Return every record verbatim.

> Provided entries:
***

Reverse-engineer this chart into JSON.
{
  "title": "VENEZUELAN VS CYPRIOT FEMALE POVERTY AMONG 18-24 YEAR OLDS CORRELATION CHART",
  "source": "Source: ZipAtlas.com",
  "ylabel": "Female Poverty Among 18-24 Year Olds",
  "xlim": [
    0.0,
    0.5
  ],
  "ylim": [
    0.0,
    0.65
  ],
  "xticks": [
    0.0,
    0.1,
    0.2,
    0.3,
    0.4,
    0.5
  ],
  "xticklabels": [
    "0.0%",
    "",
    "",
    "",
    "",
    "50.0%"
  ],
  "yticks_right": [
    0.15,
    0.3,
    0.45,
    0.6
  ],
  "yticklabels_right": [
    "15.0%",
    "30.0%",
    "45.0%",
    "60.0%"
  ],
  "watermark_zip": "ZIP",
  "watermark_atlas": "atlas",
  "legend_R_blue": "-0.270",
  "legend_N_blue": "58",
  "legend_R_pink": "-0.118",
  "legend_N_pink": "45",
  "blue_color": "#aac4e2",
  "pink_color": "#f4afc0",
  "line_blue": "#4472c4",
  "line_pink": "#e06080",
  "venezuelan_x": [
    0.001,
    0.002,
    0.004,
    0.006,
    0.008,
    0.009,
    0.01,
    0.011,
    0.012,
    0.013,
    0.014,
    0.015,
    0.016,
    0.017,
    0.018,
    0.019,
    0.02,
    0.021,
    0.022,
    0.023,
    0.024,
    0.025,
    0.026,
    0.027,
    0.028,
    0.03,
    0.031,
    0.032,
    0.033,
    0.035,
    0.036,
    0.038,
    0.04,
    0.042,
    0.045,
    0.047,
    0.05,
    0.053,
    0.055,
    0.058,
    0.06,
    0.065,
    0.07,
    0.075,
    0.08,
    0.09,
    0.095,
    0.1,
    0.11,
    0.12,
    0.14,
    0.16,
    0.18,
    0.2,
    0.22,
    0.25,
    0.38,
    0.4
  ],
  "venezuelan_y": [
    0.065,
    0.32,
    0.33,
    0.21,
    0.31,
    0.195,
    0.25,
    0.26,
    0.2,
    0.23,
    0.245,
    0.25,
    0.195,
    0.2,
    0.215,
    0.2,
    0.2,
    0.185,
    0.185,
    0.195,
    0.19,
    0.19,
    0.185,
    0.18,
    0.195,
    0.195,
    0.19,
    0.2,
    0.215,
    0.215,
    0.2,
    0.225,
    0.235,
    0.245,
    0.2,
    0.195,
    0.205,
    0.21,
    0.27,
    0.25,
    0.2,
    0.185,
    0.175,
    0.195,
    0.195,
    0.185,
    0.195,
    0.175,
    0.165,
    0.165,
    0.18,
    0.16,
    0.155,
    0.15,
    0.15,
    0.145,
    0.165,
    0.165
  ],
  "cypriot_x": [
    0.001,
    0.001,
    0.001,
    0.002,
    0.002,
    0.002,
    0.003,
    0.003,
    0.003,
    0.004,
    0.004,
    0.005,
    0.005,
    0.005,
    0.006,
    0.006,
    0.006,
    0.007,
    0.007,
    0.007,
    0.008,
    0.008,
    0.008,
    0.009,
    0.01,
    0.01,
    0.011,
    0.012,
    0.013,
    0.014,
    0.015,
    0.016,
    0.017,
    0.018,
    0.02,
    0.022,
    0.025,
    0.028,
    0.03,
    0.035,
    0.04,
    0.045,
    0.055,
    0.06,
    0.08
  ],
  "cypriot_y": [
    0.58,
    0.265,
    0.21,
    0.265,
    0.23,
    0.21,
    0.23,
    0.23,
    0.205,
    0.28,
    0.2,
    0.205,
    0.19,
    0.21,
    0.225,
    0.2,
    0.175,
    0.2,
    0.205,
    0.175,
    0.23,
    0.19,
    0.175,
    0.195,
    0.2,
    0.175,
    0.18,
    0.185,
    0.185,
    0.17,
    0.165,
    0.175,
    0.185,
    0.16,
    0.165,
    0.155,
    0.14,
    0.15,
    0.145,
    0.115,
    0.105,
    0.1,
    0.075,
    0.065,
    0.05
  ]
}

***

> Answer below:
Reverse-engineer this chart into JSON.
{
  "title": "VENEZUELAN VS CYPRIOT FEMALE POVERTY AMONG 18-24 YEAR OLDS CORRELATION CHART",
  "source": "Source: ZipAtlas.com",
  "ylabel": "Female Poverty Among 18-24 Year Olds",
  "xlim": [
    0.0,
    0.5
  ],
  "ylim": [
    0.0,
    0.65
  ],
  "xticks": [
    0.0,
    0.1,
    0.2,
    0.3,
    0.4,
    0.5
  ],
  "xticklabels": [
    "0.0%",
    "",
    "",
    "",
    "",
    "50.0%"
  ],
  "yticks_right": [
    0.15,
    0.3,
    0.45,
    0.6
  ],
  "yticklabels_right": [
    "15.0%",
    "30.0%",
    "45.0%",
    "60.0%"
  ],
  "watermark_zip": "ZIP",
  "watermark_atlas": "atlas",
  "legend_R_blue": "-0.270",
  "legend_N_blue": "58",
  "legend_R_pink": "-0.118",
  "legend_N_pink": "45",
  "blue_color": "#aac4e2",
  "pink_color": "#f4afc0",
  "line_blue": "#4472c4",
  "line_pink": "#e06080",
  "venezuelan_x": [
    0.001,
    0.002,
    0.004,
    0.006,
    0.008,
    0.009,
    0.01,
    0.011,
    0.012,
    0.013,
    0.014,
    0.015,
    0.016,
    0.017,
    0.018,
    0.019,
    0.02,
    0.021,
    0.022,
    0.023,
    0.024,
    0.025,
    0.026,
    0.027,
    0.028,
    0.03,
    0.031,
    0.032,
    0.033,
    0.035,
    0.036,
    0.038,
    0.04,
    0.042,
    0.045,
    0.047,
    0.05,
    0.053,
    0.055,
    0.058,
    0.06,
    0.065,
    0.07,
    0.075,
    0.08,
    0.09,
    0.095,
    0.1,
    0.11,
    0.12,
    0.14,
    0.16,
    0.18,
    0.2,
    0.22,
    0.25,
    0.38,
    0.4
  ],
  "venezuelan_y": [
    0.065,
    0.32,
    0.33,
    0.21,
    0.31,
    0.195,
    0.25,
    0.26,
    0.2,
    0.23,
    0.245,
    0.25,
    0.195,
    0.2,
    0.215,
    0.2,
    0.2,
    0.185,
    0.185,
    0.195,
    0.19,
    0.19,
    0.185,
    0.18,
    0.195,
    0.195,
    0.19,
    0.2,
    0.215,
    0.215,
    0.2,
    0.225,
    0.235,
    0.245,
    0.2,
    0.195,
    0.205,
    0.21,
    0.27,
    0.25,
    0.2,
    0.185,
    0.175,
    0.195,
    0.195,
    0.185,
    0.195,
    0.175,
    0.165,
    0.165,
    0.18,
    0.16,
    0.155,
    0.15,
    0.15,
    0.145,
    0.165,
    0.165
  ],
  "cypriot_x": [
    0.001,
    0.001,
    0.001,
    0.002,
    0.002,
    0.002,
    0.003,
    0.003,
    0.003,
    0.004,
    0.004,
    0.005,
    0.005,
    0.005,
    0.006,
    0.006,
    0.006,
    0.007,
    0.007,
    0.007,
    0.008,
    0.008,
    0.008,
    0.009,
    0.01,
    0.01,
    0.011,
    0.012,
    0.013,
    0.014,
    0.015,
    0.016,
    0.017,
    0.018,
    0.02,
    0.022,
    0.025,
    0.028,
    0.03,
    0.035,
    0.04,
    0.045,
    0.055,
    0.06,
    0.08
  ],
  "cypriot_y": [
    0.58,
    0.265,
    0.21,
    0.265,
    0.23,
    0.21,
    0.23,
    0.23,
    0.205,
    0.28,
    0.2,
    0.205,
    0.19,
    0.21,
    0.225,
    0.2,
    0.175,
    0.2,
    0.205,
    0.175,
    0.23,
    0.19,
    0.175,
    0.195,
    0.2,
    0.175,
    0.18,
    0.185,
    0.185,
    0.17,
    0.165,
    0.175,
    0.185,
    0.16,
    0.165,
    0.155,
    0.14,
    0.15,
    0.145,
    0.115,
    0.105,
    0.1,
    0.075,
    0.065,
    0.05
  ]
}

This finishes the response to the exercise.